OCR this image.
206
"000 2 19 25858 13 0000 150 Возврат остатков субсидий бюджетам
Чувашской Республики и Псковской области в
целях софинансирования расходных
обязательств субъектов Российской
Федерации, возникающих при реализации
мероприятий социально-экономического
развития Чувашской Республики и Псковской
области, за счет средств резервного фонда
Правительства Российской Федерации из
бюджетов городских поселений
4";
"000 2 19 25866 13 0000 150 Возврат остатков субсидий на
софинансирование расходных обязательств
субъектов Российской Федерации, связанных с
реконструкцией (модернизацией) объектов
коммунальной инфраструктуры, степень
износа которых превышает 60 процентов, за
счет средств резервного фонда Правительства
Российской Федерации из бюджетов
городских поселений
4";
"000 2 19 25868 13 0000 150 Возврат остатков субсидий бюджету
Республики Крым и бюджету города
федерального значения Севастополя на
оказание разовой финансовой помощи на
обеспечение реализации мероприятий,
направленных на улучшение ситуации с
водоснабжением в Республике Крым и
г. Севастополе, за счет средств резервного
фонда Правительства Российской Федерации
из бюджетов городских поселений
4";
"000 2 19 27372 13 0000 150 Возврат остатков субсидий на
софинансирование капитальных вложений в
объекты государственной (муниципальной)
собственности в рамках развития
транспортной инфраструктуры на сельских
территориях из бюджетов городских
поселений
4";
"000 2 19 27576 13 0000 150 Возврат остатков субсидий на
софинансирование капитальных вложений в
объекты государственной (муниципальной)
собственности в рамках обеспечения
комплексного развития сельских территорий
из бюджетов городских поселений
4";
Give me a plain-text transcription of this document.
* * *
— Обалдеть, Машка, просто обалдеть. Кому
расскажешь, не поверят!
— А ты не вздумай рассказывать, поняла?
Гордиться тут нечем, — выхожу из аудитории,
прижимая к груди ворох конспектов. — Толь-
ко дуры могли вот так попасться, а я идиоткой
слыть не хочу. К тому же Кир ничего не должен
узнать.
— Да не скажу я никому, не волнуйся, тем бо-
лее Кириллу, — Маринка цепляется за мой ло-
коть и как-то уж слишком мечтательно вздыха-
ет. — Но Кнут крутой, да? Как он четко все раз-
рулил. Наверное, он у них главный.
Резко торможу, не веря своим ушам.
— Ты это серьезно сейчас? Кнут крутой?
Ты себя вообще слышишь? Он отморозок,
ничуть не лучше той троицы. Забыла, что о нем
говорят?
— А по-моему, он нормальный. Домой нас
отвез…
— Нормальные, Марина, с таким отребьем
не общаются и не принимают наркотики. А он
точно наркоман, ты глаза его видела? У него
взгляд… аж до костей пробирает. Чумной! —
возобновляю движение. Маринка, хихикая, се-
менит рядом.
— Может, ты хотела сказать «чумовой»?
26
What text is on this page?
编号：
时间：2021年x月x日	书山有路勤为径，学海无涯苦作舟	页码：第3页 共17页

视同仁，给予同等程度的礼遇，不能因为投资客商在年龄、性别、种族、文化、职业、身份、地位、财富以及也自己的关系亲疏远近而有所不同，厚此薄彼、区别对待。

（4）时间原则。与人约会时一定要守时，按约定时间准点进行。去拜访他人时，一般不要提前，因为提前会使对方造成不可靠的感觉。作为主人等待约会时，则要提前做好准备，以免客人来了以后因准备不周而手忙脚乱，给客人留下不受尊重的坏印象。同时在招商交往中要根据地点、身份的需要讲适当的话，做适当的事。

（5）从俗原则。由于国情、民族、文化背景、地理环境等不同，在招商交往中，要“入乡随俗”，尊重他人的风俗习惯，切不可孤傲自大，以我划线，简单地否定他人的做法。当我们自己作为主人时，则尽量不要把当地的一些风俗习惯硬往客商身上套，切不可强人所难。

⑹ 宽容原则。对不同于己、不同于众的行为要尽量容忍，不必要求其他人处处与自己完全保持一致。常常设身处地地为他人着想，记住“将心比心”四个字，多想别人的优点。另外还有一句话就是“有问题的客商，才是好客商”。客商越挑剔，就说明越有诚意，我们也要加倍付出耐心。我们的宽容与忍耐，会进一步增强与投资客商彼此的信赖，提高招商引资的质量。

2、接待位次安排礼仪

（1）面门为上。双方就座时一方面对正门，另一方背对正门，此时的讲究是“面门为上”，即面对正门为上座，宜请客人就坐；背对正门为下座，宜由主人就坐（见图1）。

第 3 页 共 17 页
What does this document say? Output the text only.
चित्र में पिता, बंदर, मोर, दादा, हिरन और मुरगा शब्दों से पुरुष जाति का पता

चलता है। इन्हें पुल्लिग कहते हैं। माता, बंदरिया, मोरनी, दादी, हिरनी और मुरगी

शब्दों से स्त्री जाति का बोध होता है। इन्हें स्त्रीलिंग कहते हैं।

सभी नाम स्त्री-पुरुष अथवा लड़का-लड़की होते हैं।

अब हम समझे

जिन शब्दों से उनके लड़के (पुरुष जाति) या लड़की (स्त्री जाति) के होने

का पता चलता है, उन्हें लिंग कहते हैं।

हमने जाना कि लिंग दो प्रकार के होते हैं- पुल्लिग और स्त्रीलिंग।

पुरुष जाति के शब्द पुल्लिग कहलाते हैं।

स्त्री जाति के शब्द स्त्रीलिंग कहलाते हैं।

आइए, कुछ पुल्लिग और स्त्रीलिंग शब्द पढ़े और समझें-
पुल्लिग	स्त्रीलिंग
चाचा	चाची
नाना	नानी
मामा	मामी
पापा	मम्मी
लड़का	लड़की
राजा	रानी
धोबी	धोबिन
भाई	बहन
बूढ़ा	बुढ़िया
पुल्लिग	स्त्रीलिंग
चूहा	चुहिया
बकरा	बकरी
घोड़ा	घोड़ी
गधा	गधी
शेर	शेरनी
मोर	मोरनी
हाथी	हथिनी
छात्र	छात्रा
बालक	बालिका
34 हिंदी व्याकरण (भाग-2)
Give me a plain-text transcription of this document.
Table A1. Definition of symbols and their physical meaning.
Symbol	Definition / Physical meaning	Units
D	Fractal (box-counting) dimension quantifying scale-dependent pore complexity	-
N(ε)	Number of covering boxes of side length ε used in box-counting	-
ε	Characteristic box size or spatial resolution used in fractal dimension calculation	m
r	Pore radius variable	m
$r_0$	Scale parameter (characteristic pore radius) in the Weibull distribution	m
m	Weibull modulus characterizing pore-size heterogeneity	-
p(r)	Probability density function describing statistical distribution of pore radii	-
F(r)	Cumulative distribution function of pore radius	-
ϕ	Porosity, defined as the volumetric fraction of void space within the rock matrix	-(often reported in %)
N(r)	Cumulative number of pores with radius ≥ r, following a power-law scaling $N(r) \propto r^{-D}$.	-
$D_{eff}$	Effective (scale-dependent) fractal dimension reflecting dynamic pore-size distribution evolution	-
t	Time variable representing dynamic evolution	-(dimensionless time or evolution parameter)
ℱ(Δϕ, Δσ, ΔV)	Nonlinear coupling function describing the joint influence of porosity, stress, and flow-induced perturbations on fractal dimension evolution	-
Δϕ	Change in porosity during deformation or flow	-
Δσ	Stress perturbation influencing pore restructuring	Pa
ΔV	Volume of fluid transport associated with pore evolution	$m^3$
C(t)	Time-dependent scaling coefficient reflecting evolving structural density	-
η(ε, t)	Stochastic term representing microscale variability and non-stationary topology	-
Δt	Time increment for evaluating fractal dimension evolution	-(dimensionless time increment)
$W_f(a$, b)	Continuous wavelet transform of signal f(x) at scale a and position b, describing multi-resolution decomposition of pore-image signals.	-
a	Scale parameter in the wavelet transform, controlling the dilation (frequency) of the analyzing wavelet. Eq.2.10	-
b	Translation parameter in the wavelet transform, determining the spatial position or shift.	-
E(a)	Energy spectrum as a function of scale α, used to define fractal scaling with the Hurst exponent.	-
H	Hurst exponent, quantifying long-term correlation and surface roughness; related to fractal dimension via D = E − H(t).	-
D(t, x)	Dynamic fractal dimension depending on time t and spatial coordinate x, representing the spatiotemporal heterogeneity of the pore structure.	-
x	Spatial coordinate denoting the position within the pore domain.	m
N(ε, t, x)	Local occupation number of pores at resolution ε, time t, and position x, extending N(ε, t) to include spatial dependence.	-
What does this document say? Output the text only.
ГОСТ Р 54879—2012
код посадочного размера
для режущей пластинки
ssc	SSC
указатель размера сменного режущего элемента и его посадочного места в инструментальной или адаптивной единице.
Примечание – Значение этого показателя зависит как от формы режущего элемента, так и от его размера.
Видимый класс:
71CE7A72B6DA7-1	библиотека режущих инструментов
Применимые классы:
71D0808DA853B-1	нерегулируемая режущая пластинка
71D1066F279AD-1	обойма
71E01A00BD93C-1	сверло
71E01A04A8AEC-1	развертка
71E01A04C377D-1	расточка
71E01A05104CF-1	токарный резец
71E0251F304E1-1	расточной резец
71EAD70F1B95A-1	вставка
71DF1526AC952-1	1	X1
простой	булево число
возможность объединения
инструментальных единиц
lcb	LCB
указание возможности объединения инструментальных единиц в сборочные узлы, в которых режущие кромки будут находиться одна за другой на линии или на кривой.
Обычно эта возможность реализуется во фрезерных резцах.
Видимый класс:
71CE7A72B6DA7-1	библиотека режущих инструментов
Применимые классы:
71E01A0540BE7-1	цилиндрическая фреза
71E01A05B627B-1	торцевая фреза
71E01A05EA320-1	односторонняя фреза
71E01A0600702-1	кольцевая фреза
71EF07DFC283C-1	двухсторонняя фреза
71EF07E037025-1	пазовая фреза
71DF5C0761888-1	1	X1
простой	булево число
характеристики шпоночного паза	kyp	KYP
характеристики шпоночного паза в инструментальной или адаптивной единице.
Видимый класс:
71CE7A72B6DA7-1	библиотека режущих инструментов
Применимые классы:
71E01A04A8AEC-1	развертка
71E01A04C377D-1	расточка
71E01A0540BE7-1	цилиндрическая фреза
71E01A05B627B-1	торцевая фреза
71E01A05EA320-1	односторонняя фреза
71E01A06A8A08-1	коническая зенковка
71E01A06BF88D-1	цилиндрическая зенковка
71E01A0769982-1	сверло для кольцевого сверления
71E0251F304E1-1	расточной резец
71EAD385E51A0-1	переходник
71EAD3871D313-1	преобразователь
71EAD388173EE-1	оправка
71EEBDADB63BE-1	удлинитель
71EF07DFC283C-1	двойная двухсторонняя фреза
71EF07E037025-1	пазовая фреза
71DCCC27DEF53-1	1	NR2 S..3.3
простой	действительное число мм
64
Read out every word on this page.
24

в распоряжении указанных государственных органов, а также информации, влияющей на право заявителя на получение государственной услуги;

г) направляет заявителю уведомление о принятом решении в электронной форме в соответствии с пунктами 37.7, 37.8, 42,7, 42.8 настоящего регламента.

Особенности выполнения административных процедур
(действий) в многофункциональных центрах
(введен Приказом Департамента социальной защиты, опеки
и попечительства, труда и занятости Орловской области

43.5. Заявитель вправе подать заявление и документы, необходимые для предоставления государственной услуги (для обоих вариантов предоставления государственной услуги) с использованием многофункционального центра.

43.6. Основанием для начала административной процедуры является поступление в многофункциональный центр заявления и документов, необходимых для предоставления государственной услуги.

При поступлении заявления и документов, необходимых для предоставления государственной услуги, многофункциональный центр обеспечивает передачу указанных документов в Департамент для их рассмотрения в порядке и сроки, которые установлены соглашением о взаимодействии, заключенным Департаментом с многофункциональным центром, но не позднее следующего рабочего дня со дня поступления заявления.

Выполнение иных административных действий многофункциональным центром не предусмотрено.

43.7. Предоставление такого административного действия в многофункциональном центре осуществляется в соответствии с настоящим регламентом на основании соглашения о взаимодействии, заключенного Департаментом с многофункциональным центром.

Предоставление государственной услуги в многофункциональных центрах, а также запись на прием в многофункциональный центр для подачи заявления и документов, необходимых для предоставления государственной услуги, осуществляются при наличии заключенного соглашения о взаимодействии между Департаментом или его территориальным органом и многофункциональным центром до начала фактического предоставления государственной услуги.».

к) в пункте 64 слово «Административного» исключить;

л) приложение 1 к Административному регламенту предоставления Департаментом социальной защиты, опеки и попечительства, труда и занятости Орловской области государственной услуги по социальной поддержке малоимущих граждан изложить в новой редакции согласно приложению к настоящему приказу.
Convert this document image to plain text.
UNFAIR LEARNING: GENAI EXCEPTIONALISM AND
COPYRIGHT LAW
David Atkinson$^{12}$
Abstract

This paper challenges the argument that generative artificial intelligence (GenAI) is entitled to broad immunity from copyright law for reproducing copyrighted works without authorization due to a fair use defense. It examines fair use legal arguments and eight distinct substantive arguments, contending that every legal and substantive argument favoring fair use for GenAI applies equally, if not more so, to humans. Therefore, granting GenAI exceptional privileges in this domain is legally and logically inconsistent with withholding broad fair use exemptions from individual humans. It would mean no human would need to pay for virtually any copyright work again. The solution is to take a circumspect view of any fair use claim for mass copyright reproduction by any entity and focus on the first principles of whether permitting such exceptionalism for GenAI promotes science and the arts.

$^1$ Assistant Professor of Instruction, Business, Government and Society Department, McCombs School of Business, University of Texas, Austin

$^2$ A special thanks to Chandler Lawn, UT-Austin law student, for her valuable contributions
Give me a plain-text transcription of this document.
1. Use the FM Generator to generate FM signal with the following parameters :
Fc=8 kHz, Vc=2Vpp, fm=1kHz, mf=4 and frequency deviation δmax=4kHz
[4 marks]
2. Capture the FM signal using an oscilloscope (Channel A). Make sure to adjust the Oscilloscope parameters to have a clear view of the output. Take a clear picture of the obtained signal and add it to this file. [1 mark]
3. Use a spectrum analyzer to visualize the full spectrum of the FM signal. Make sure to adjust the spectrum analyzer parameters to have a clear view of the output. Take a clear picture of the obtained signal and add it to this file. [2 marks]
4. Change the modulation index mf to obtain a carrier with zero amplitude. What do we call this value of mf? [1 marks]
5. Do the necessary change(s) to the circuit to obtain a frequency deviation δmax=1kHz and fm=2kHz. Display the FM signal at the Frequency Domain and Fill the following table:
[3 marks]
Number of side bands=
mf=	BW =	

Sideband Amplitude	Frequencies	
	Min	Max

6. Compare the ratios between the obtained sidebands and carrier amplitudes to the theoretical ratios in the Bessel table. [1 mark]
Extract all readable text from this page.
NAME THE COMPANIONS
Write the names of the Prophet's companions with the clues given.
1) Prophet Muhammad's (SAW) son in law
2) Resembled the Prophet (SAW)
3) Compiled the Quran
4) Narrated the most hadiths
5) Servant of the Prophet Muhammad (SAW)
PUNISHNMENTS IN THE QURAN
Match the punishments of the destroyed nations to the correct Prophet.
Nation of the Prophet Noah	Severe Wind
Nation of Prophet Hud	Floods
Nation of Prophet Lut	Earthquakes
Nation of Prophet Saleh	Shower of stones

# WRITTEN PROBLEM
Gather up the lines containing the word "инструментальных" from these records and copy them.

# COMPLETE RESPONSE
инструментальных единиц
указание возможности объединения инструментальных единиц в сборочные узлы, в которых режущие кромки будут находиться одна за другой на линии или на кривой.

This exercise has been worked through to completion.